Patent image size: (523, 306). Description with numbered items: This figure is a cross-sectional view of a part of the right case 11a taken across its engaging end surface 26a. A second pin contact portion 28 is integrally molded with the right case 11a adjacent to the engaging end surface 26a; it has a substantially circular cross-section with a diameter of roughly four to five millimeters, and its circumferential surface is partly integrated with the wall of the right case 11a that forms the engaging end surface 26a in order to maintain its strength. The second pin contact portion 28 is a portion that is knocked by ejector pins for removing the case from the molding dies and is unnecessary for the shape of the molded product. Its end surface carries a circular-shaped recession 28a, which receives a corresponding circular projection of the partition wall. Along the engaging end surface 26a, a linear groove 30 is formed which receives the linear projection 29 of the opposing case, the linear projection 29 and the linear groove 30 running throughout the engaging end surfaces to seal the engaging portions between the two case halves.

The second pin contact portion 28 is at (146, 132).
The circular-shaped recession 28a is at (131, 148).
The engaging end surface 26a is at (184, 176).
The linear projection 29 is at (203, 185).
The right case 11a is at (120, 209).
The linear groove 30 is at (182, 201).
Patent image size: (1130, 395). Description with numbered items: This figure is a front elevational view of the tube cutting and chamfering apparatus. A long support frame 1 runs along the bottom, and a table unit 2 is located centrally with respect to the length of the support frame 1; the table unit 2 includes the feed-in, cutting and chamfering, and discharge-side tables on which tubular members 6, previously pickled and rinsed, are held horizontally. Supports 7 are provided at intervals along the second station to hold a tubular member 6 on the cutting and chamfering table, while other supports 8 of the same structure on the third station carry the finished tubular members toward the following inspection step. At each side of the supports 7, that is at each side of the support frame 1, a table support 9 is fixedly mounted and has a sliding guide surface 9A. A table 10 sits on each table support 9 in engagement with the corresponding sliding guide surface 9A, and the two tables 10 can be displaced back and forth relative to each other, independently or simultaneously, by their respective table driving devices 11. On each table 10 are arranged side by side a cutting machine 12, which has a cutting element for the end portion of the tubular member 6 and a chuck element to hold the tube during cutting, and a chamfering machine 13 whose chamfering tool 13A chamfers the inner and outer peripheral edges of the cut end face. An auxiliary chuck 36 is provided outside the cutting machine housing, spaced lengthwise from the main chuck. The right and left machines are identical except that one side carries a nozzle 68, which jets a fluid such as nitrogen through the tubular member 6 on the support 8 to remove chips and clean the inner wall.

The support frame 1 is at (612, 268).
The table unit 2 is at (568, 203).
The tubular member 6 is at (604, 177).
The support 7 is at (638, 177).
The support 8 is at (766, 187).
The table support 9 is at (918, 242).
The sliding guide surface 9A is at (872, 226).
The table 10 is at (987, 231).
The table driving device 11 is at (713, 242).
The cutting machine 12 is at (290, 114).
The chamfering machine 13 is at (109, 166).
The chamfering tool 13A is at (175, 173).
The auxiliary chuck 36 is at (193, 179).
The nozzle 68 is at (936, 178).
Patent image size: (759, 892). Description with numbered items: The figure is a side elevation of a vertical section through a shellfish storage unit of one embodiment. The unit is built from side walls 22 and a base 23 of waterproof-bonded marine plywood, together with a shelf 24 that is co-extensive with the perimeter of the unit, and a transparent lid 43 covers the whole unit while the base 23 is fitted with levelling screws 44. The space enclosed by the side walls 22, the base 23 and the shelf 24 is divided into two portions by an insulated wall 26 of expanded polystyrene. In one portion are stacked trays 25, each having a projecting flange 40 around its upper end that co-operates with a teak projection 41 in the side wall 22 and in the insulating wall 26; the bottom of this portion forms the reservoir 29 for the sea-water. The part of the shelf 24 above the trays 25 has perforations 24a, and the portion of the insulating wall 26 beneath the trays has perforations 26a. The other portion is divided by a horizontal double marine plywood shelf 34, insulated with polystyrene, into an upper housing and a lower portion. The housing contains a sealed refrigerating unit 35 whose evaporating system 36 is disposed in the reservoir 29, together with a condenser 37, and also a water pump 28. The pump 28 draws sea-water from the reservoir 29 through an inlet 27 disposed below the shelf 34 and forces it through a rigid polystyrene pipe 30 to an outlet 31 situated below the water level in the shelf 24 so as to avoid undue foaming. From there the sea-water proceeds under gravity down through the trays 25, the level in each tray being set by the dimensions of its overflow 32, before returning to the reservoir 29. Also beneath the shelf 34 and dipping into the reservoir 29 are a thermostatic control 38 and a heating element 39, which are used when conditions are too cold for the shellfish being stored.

TASK STATEMENT. Copy the items word for word, starting with the first line and going on through the line that contains "The right case 11a is at (120, 209).", with that line included.

ANSWER IN FULL.
Patent image size: (523, 306). Description with numbered items: This figure is a cross-sectional view of a part of the right case 11a taken across its engaging end surface 26a. A second pin contact portion 28 is integrally molded with the right case 11a adjacent to the engaging end surface 26a; it has a substantially circular cross-section with a diameter of roughly four to five millimeters, and its circumferential surface is partly integrated with the wall of the right case 11a that forms the engaging end surface 26a in order to maintain its strength. The second pin contact portion 28 is a portion that is knocked by ejector pins for removing the case from the molding dies and is unnecessary for the shape of the molded product. Its end surface carries a circular-shaped recession 28a, which receives a corresponding circular projection of the partition wall. Along the engaging end surface 26a, a linear groove 30 is formed which receives the linear projection 29 of the opposing case, the linear projection 29 and the linear groove 30 running throughout the engaging end surfaces to seal the engaging portions between the two case halves.

The second pin contact portion 28 is at (146, 132).
The circular-shaped recession 28a is at (131, 148).
The engaging end surface 26a is at (184, 176).
The linear projection 29 is at (203, 185).
The right case 11a is at (120, 209).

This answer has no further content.